■ Records ■
==========

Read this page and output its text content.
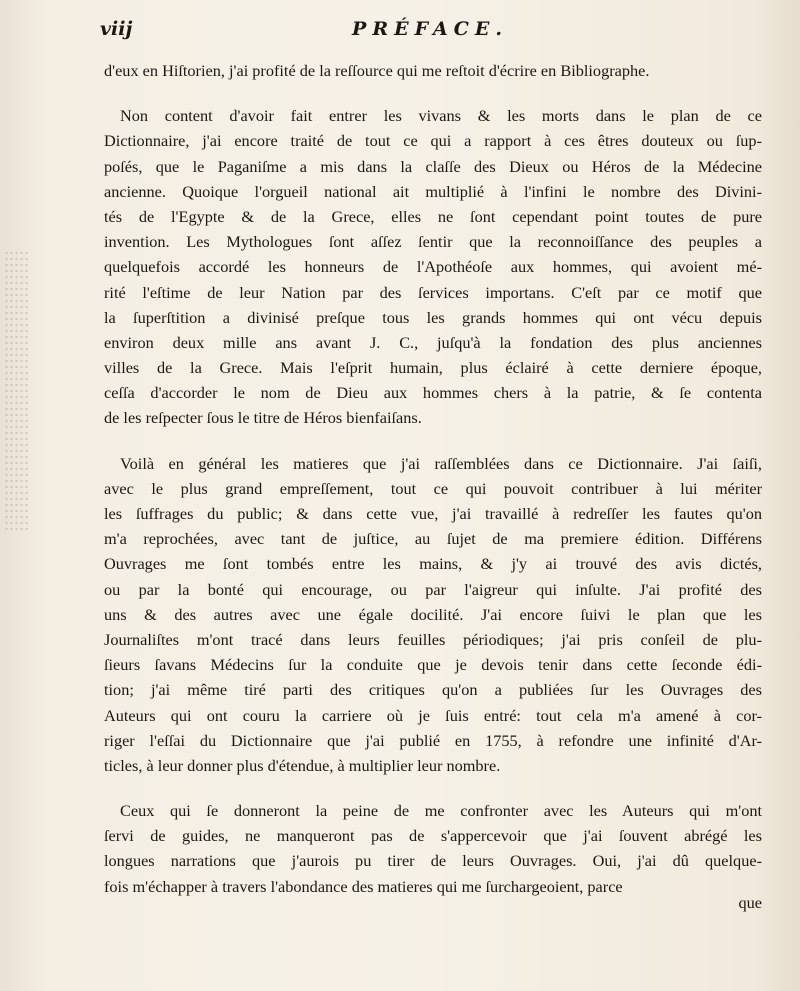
viij	PRÉFACE.
d'eux en Hiſtorien, j'ai profité de la reſſource qui me reſtoit d'écrire en Bibliographe.
Non content d'avoir fait entrer les vivans & les morts dans le plan de ce
Dictionnaire, j'ai encore traité de tout ce qui a rapport à ces êtres douteux ou ſup-
poſés, que le Paganiſme a mis dans la claſſe des Dieux ou Héros de la Médecine
ancienne. Quoique l'orgueil national ait multiplié à l'infini le nombre des Divini-
tés de l'Egypte & de la Grece, elles ne ſont cependant point toutes de pure
invention. Les Mythologues ſont aſſez ſentir que la reconnoiſſance des peuples a
quelquefois accordé les honneurs de l'Apothéoſe aux hommes, qui avoient mé-
rité l'eſtime de leur Nation par des ſervices importans. C'eſt par ce motif que
la ſuperſtition a divinisé preſque tous les grands hommes qui ont vécu depuis
environ deux mille ans avant J. C., juſqu'à la fondation des plus anciennes
villes de la Grece. Mais l'eſprit humain, plus éclairé à cette derniere époque,
ceſſa d'accorder le nom de Dieu aux hommes chers à la patrie, & ſe contenta
de les reſpecter ſous le titre de Héros bienfaiſans.
Voilà en général les matieres que j'ai raſſemblées dans ce Dictionnaire. J'ai ſaiſi,
avec le plus grand empreſſement, tout ce qui pouvoit contribuer à lui mériter
les ſuffrages du public; & dans cette vue, j'ai travaillé à redreſſer les fautes qu'on
m'a reprochées, avec tant de juſtice, au ſujet de ma premiere édition. Différens
Ouvrages me ſont tombés entre les mains, & j'y ai trouvé des avis dictés,
ou par la bonté qui encourage, ou par l'aigreur qui inſulte. J'ai profité des
uns & des autres avec une égale docilité. J'ai encore ſuivi le plan que les
Journaliſtes m'ont tracé dans leurs feuilles périodiques; j'ai pris conſeil de plu-
ſieurs ſavans Médecins ſur la conduite que je devois tenir dans cette ſeconde édi-
tion; j'ai même tiré parti des critiques qu'on a publiées ſur les Ouvrages des
Auteurs qui ont couru la carriere où je ſuis entré: tout cela m'a amené à cor-
riger l'eſſai du Dictionnaire que j'ai publié en 1755, à refondre une infinité d'Ar-
ticles, à leur donner plus d'étendue, à multiplier leur nombre.
Ceux qui ſe donneront la peine de me confronter avec les Auteurs qui m'ont
ſervi de guides, ne manqueront pas de s'appercevoir que j'ai ſouvent abrégé les
longues narrations que j'aurois pu tirer de leurs Ouvrages. Oui, j'ai dû quelque-
fois m'échapper à travers l'abondance des matieres qui me ſurchargeoient, parce
que
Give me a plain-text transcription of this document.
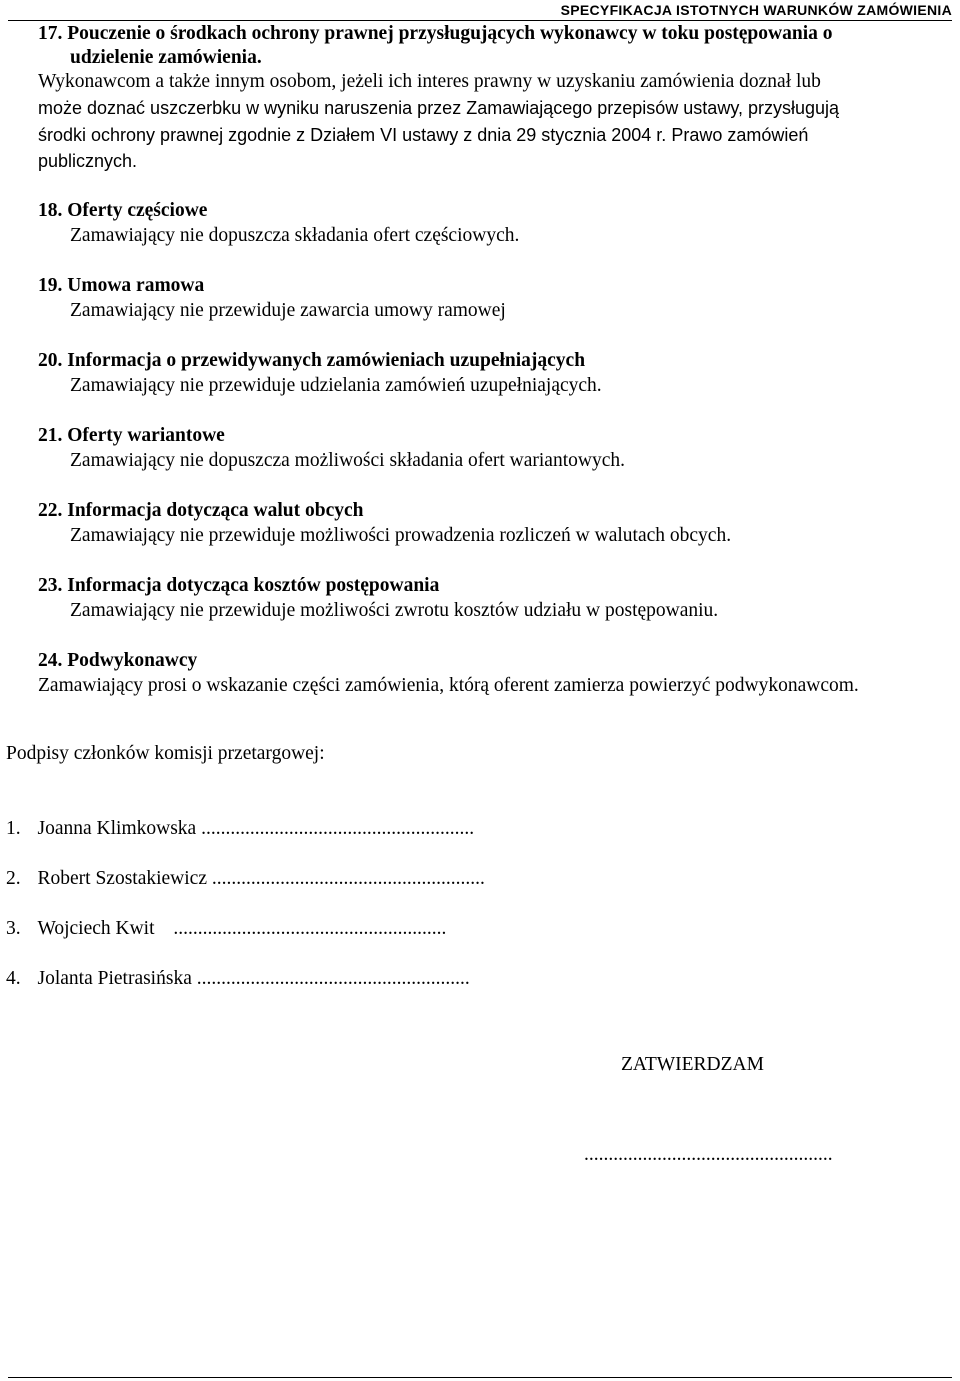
SPECYFIKACJA ISTOTNYCH WARUNKÓW ZAMÓWIENIA
17. Pouczenie o środkach ochrony prawnej przysługujących wykonawcy w toku postępowania o
udzielenie zamówienia.
Wykonawcom a także innym osobom, jeżeli ich interes prawny w uzyskaniu zamówienia doznał lub
może doznać uszczerbku w wyniku naruszenia przez Zamawiającego przepisów ustawy, przysługują
środki ochrony prawnej zgodnie z Działem VI ustawy z dnia 29 stycznia 2004 r. Prawo zamówień
publicznych.
18. Oferty częściowe
Zamawiający nie dopuszcza składania ofert częściowych.
19. Umowa ramowa
Zamawiający nie przewiduje zawarcia umowy ramowej
20. Informacja o przewidywanych zamówieniach uzupełniających
Zamawiający nie przewiduje udzielania zamówień uzupełniających.
21. Oferty wariantowe
Zamawiający nie dopuszcza możliwości składania ofert wariantowych.
22. Informacja dotycząca walut obcych
Zamawiający nie przewiduje możliwości prowadzenia rozliczeń w walutach obcych.
23. Informacja dotycząca kosztów postępowania
Zamawiający nie przewiduje możliwości zwrotu kosztów udziału w postępowaniu.
24. Podwykonawcy
Zamawiający prosi o wskazanie części zamówienia, którą oferent zamierza powierzyć podwykonawcom.
Podpisy członków komisji przetargowej:
1. Joanna Klimkowska ........................................................
2. Robert Szostakiewicz ........................................................
3. Wojciech Kwit ........................................................
4. Jolanta Pietrasińska ........................................................
ZATWIERDZAM
...................................................
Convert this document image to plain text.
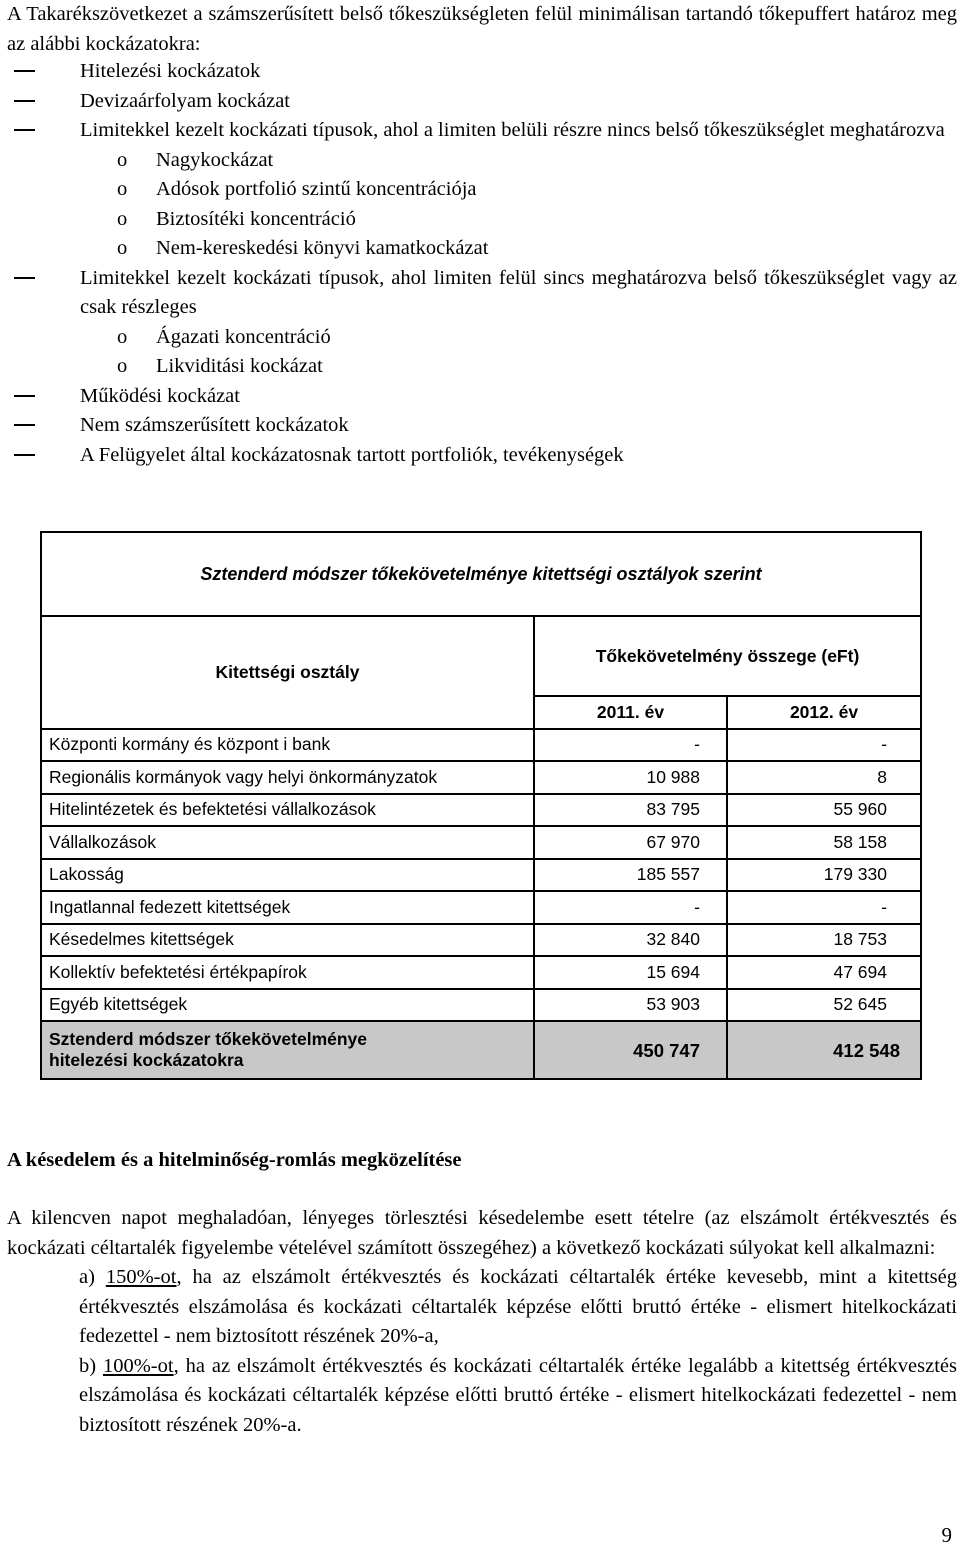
A Takarékszövetkezet a számszerűsített belső tőkeszükségleten felül minimálisan tartandó tőkepuffert határoz meg az alábbi kockázatokra:
Hitelezési kockázatok
Devizaárfolyam kockázat
Limitekkel kezelt kockázati típusok, ahol a limiten belüli részre nincs belső tőkeszükséglet meghatározva
o Nagykockázat
o Adósok portfolió szintű koncentrációja
o Biztosítéki koncentráció
o Nem-kereskedési könyvi kamatkockázat
Limitekkel kezelt kockázati típusok, ahol limiten felül sincs meghatározva belső tőkeszükséglet vagy az csak részleges
o Ágazati koncentráció
o Likviditási kockázat
Működési kockázat
Nem számszerűsített kockázatok
A Felügyelet által kockázatosnak tartott portfoliók, tevékenységek
Sztenderd módszer tőkekövetelménye kitettségi osztályok szerint		
Kitettségi osztály	Tőkekövetelmény összege (eFt)	
	2011. év	2012. év
Központi kormány és központ i bank	-	-
Regionális kormányok vagy helyi önkormányzatok	10 988	8
Hitelintézetek és befektetési vállalkozások	83 795	55 960
Vállalkozások	67 970	58 158
Lakosság	185 557	179 330
Ingatlannal fedezett kitettségek	-	-
Késedelmes kitettségek	32 840	18 753
Kollektív befektetési értékpapírok	15 694	47 694
Egyéb kitettségek	53 903	52 645
Sztenderd módszer tőkekövetelménye
hitelezési kockázatokra	450 747	412 548
A késedelem és a hitelminőség-romlás megközelítése
A kilencven napot meghaladóan, lényeges törlesztési késedelembe esett tételre (az elszámolt értékvesztés és kockázati céltartalék figyelembe vételével számított összegéhez) a következő kockázati súlyokat kell alkalmazni:
a) 150%-ot, ha az elszámolt értékvesztés és kockázati céltartalék értéke kevesebb, mint a kitettség értékvesztés elszámolása és kockázati céltartalék képzése előtti bruttó értéke - elismert hitelkockázati fedezettel - nem biztosított részének 20%-a,
b) 100%-ot, ha az elszámolt értékvesztés és kockázati céltartalék értéke legalább a kitettség értékvesztés elszámolása és kockázati céltartalék képzése előtti bruttó értéke - elismert hitelkockázati fedezettel - nem biztosított részének 20%-a.
9
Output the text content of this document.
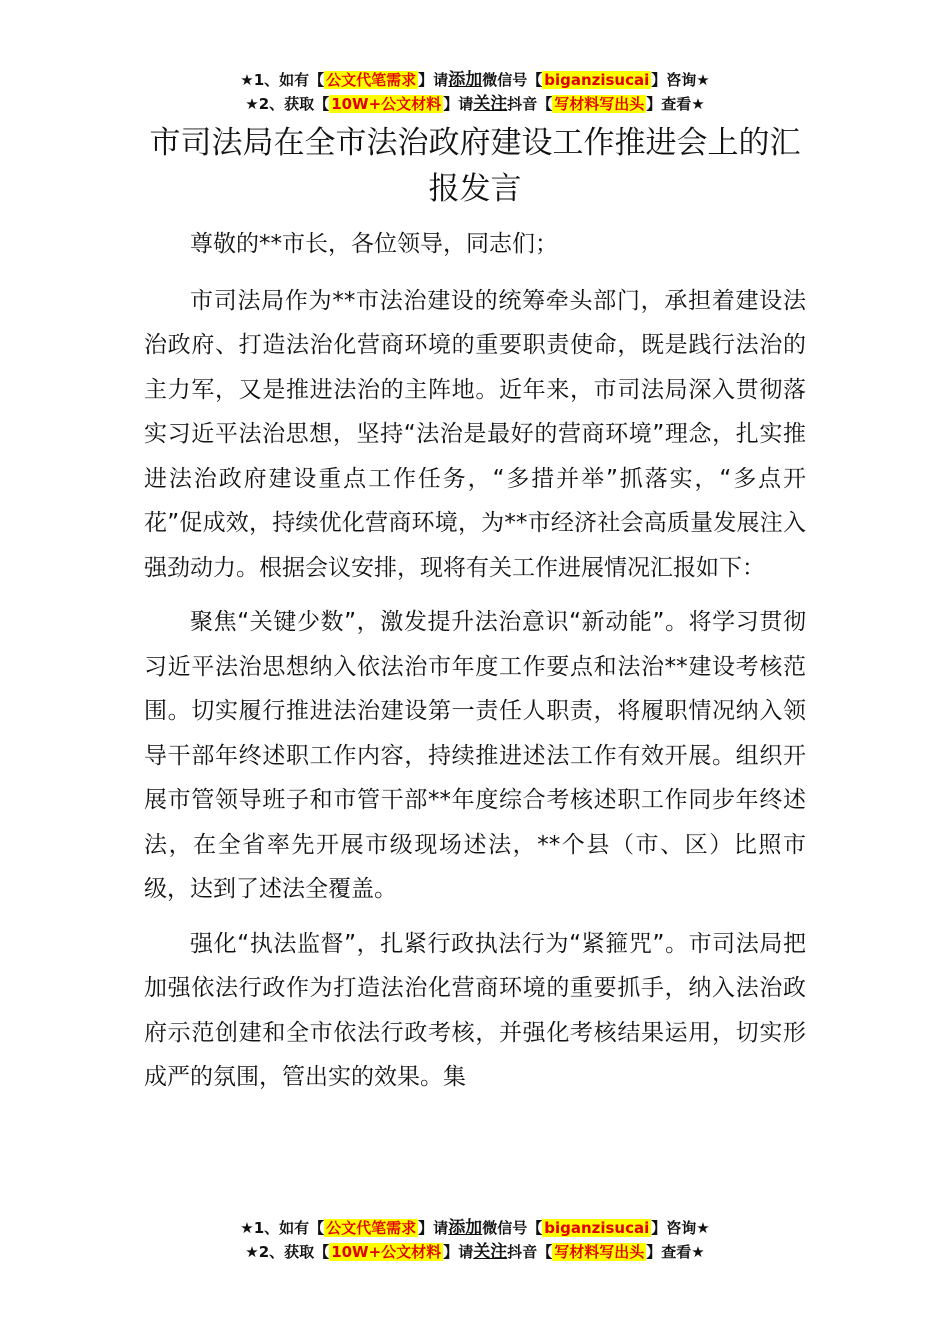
★1、如有【 公文代笔需求 】请添加微信号【 biganzisucai 】咨询★
★2、获取【 10W+公文材料 】请关注抖音【 写材料写出头 】查看★
市司法局在全市法治政府建设工作推进会上的汇报发言

尊敬的**市长，各位领导，同志们；

市司法局作为**市法治建设的统筹牵头部门，承担着建设法治政府、打造法治化营商环境的重要职责使命，既是践行法治的主力军，又是推进法治的主阵地。近年来，市司法局深入贯彻落实习近平法治思想，坚持“法治是最好的营商环境”理念，扎实推进法治政府建设重点工作任务，“多措并举”抓落实，“多点开花”促成效，持续优化营商环境，为**市经济社会高质量发展注入强劲动力。根据会议安排，现将有关工作进展情况汇报如下：

聚焦“关键少数”，激发提升法治意识“新动能”。将学习贯彻习近平法治思想纳入依法治市年度工作要点和法治**建设考核范围。切实履行推进法治建设第一责任人职责，将履职情况纳入领导干部年终述职工作内容，持续推进述法工作有效开展。组织开展市管领导班子和市管干部**年度综合考核述职工作同步年终述法，在全省率先开展市级现场述法，**个县（市、区）比照市级，达到了述法全覆盖。

强化“执法监督”，扎紧行政执法行为“紧箍咒”。市司法局把加强依法行政作为打造法治化营商环境的重要抓手，纳入法治政府示范创建和全市依法行政考核，并强化考核结果运用，切实形成严的氛围，管出实的效果。集

★1、如有【 公文代笔需求 】请添加微信号【 biganzisucai 】咨询★
★2、获取【 10W+公文材料 】请关注抖音【 写材料写出头 】查看★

==========

■ Short exercise ■
Find the string "limiten" in the listing and return every line that holds it.

■ Solution ■
Limitekkel kezelt kockázati típusok, ahol a limiten belüli részre nincs belső tőkeszükséglet meghatározva
Limitekkel kezelt kockázati típusok, ahol limiten felül sincs meghatározva belső tőkeszükséglet vagy az csak részleges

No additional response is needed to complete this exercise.